§ Aim: Copy each line exactly. Drop every picture.

§ Material supplied:
[Start]

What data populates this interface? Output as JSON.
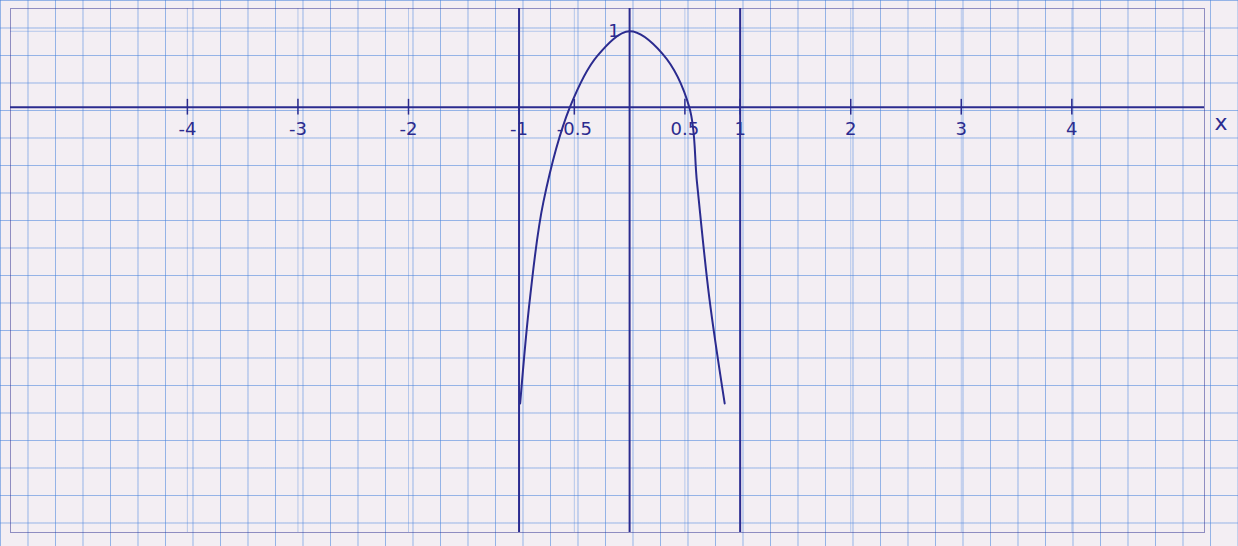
{
  "chart_data": {
    "type": "line",
    "x_label": "x",
    "x": [
      -0.99,
      -0.9,
      -0.78,
      -0.54,
      -0.29,
      0,
      0.3,
      0.54,
      0.61,
      0.72,
      0.86
    ],
    "values": [
      -3.9,
      -2.5,
      -1.25,
      0,
      0.68,
      1,
      0.7,
      0,
      -1,
      -2.5,
      -3.9
    ],
    "asymptotes": [
      -1,
      1
    ],
    "color": "#2b2b8f",
    "xlim": [
      -5.6,
      5.2
    ],
    "ylim": [
      -5.6,
      1.3
    ],
    "xticks": [
      -4,
      -3,
      -2,
      -1,
      -0.5,
      0.5,
      1,
      2,
      3,
      4
    ],
    "yticks": [
      1
    ],
    "grid": true
  }
}
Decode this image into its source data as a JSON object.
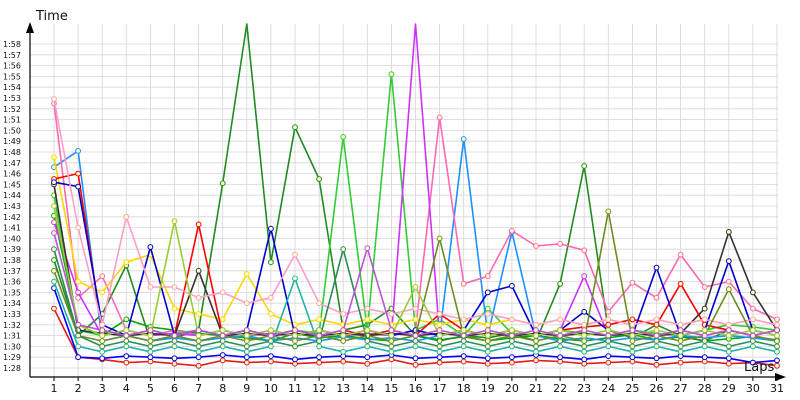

[End]

§ Finished exercise:
What data populates this interface? Output as JSON.
{
  "chart_data": {
    "type": "line",
    "x_label": "x",
    "x": [
      -0.99,
      -0.9,
      -0.78,
      -0.54,
      -0.29,
      0,
      0.3,
      0.54,
      0.61,
      0.72,
      0.86
    ],
    "values": [
      -3.9,
      -2.5,
      -1.25,
      0,
      0.68,
      1,
      0.7,
      0,
      -1,
      -2.5,
      -3.9
    ],
    "asymptotes": [
      -1,
      1
    ],
    "color": "#2b2b8f",
    "xlim": [
      -5.6,
      5.2
    ],
    "ylim": [
      -5.6,
      1.3
    ],
    "xticks": [
      -4,
      -3,
      -2,
      -1,
      -0.5,
      0.5,
      1,
      2,
      3,
      4
    ],
    "yticks": [
      1
    ],
    "grid": true
  }
}
Decode this image into its source data as a JSON object.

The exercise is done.